*AVAILABLE RECORDS*
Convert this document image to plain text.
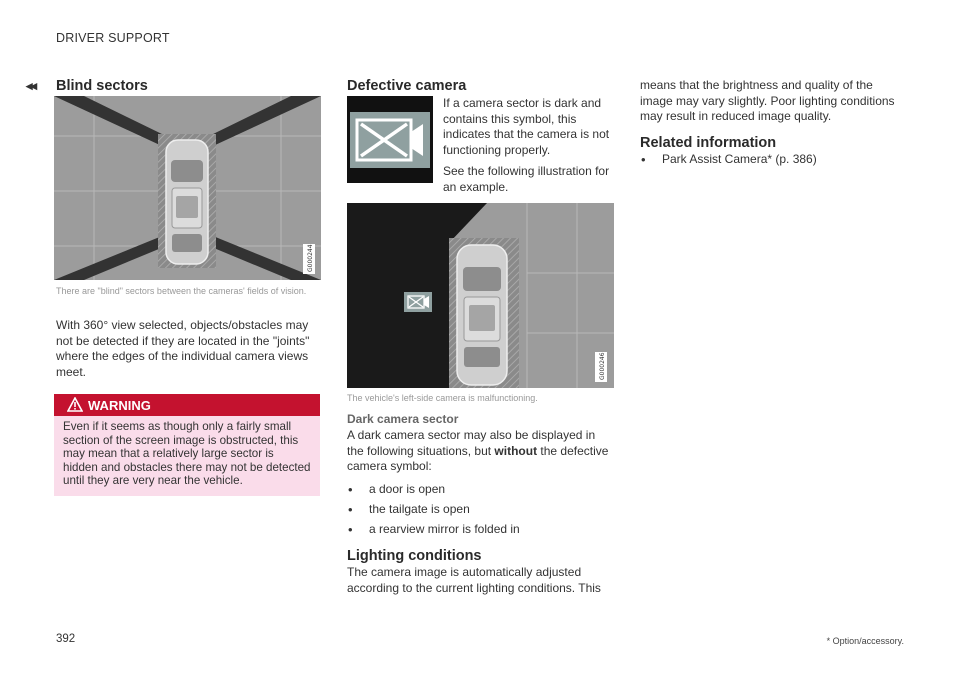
◂◂
DRIVER SUPPORT
Blind sectors
G000244
There are "blind" sectors between the cameras' fields of vision.

With 360° view selected, objects/obstacles may not be detected if they are located in the "joints" where the edges of the individual camera views meet.

WARNING

Even if it seems as though only a fairly small section of the screen image is obstructed, this may mean that a relatively large sector is hidden and obstacles there may not be detected until they are very near the vehicle.

Defective camera

If a camera sector is dark and contains this symbol, this indicates that the camera is not functioning properly.

See the following illustration for an example.

G000246
The vehicle's left-side camera is malfunctioning.
Dark camera sector

A dark camera sector may also be displayed in the following situations, but without the defective camera symbol:

• a door is open
• the tailgate is open
• a rearview mirror is folded in
Lighting conditions

The camera image is automatically adjusted according to the current lighting conditions. This

means that the brightness and quality of the image may vary slightly. Poor lighting conditions may result in reduced image quality.

Related information
• Park Assist Camera* (p. 386)
392	* Option/accessory.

*WHAT YOU ARE ASKED TO DO*
From the material above, reproduce everything verbatim except the pictures.

*WORKED SOLUTION*
Convert this document image to plain text.
◂◂
DRIVER SUPPORT
Blind sectors
G000244
There are "blind" sectors between the cameras' fields of vision.

With 360° view selected, objects/obstacles may not be detected if they are located in the "joints" where the edges of the individual camera views meet.

WARNING

Even if it seems as though only a fairly small section of the screen image is obstructed, this may mean that a relatively large sector is hidden and obstacles there may not be detected until they are very near the vehicle.

Defective camera

If a camera sector is dark and contains this symbol, this indicates that the camera is not functioning properly.

See the following illustration for an example.

G000246
The vehicle's left-side camera is malfunctioning.
Dark camera sector

A dark camera sector may also be displayed in the following situations, but without the defective camera symbol:

• a door is open
• the tailgate is open
• a rearview mirror is folded in
Lighting conditions

The camera image is automatically adjusted according to the current lighting conditions. This

means that the brightness and quality of the image may vary slightly. Poor lighting conditions may result in reduced image quality.

Related information
• Park Assist Camera* (p. 386)
392	* Option/accessory.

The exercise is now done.